- **TO DO**:
Go through the listing and copy each line with the string "this".

- **RAW DATA**:

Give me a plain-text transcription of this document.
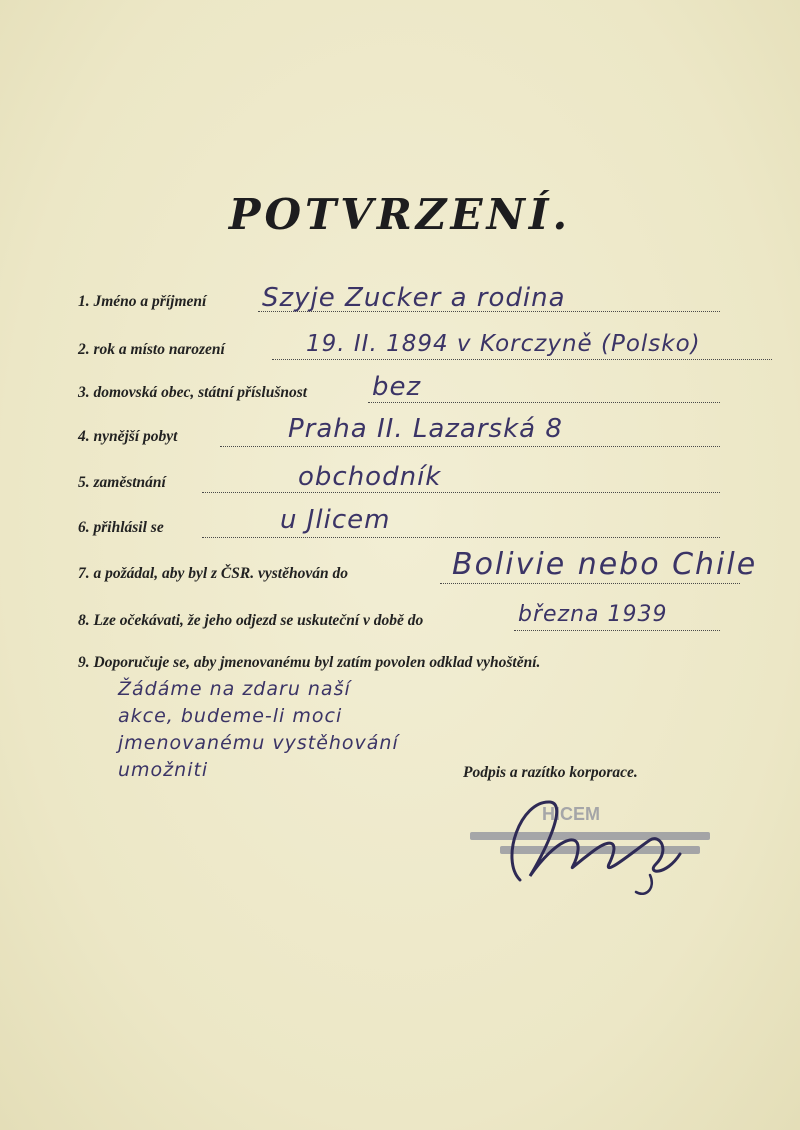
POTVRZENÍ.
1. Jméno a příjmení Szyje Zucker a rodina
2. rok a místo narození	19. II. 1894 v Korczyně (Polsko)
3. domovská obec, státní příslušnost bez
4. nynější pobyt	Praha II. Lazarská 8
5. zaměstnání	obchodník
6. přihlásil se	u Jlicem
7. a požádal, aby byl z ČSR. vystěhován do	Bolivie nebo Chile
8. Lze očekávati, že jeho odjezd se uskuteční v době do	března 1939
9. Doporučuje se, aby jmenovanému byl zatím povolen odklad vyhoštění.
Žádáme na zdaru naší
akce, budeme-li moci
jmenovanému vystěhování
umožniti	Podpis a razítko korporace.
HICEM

==

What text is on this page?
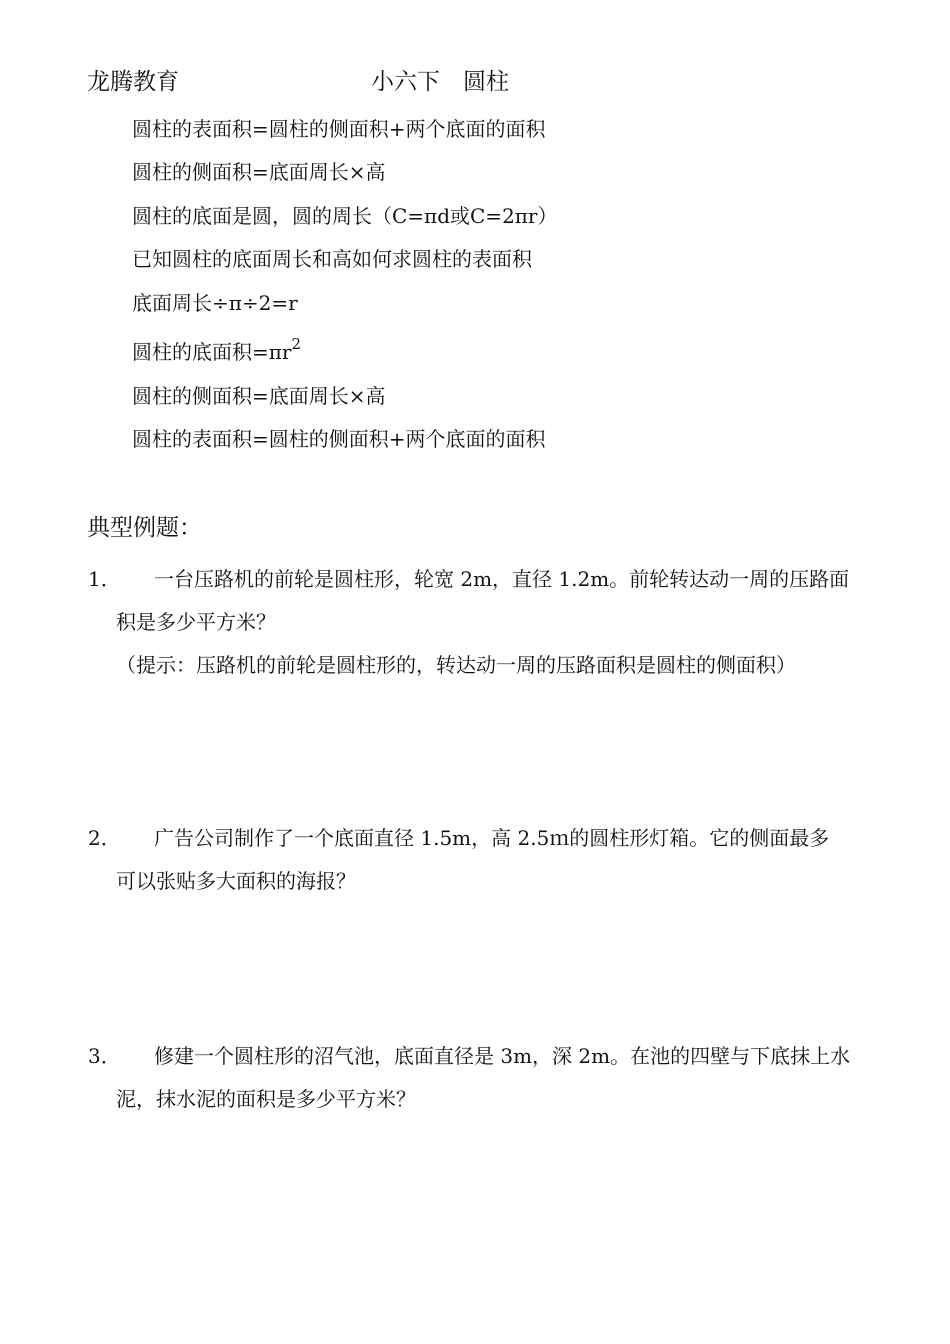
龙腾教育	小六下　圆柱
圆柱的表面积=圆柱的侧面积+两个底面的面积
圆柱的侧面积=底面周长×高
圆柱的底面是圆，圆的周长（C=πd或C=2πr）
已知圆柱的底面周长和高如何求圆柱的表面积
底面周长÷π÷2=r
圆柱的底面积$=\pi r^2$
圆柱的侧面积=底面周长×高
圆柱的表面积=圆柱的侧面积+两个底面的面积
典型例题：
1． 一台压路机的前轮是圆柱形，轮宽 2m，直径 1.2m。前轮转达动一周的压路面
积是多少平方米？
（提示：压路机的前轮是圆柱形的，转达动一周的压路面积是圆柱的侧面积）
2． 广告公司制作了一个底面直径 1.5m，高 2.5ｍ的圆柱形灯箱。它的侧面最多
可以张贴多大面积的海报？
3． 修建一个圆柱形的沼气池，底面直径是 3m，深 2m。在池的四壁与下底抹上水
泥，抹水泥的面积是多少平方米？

- **COMPLETE OUTPUT**:
Give me a plain-text transcription of this document.
What text is on this page?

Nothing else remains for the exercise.